EXERCISE DESCRIPTION: Below are records to be output exactly, every one of them.

▶

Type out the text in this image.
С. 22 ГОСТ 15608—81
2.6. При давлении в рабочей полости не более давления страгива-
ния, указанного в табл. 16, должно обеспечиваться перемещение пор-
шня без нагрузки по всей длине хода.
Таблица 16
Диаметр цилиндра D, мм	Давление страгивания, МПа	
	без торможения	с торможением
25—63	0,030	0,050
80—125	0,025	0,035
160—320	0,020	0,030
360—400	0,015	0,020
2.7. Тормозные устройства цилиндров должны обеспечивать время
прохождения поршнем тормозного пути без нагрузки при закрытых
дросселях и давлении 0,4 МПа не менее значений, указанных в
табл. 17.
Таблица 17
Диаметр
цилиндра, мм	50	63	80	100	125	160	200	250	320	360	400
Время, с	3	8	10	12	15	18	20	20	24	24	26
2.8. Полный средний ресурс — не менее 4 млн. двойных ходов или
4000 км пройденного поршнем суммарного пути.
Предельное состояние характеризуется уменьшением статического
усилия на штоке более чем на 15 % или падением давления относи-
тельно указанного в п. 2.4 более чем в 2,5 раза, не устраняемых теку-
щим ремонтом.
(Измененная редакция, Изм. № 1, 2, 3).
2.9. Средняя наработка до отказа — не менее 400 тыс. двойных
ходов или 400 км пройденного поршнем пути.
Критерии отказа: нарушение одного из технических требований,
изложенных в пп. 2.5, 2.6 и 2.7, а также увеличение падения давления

◀

WRITTEN SOLUTION:
Type out the text in this image.
С. 22 ГОСТ 15608—81
2.6. При давлении в рабочей полости не более давления страгива-
ния, указанного в табл. 16, должно обеспечиваться перемещение пор-
шня без нагрузки по всей длине хода.
Таблица 16
Диаметр цилиндра D, мм	Давление страгивания, МПа	
	без торможения	с торможением
25—63	0,030	0,050
80—125	0,025	0,035
160—320	0,020	0,030
360—400	0,015	0,020
2.7. Тормозные устройства цилиндров должны обеспечивать время
прохождения поршнем тормозного пути без нагрузки при закрытых
дросселях и давлении 0,4 МПа не менее значений, указанных в
табл. 17.
Таблица 17
Диаметр
цилиндра, мм	50	63	80	100	125	160	200	250	320	360	400
Время, с	3	8	10	12	15	18	20	20	24	24	26
2.8. Полный средний ресурс — не менее 4 млн. двойных ходов или
4000 км пройденного поршнем суммарного пути.
Предельное состояние характеризуется уменьшением статического
усилия на штоке более чем на 15 % или падением давления относи-
тельно указанного в п. 2.4 более чем в 2,5 раза, не устраняемых теку-
щим ремонтом.
(Измененная редакция, Изм. № 1, 2, 3).
2.9. Средняя наработка до отказа — не менее 400 тыс. двойных
ходов или 400 км пройденного поршнем пути.
Критерии отказа: нарушение одного из технических требований,
изложенных в пп. 2.5, 2.6 и 2.7, а также увеличение падения давления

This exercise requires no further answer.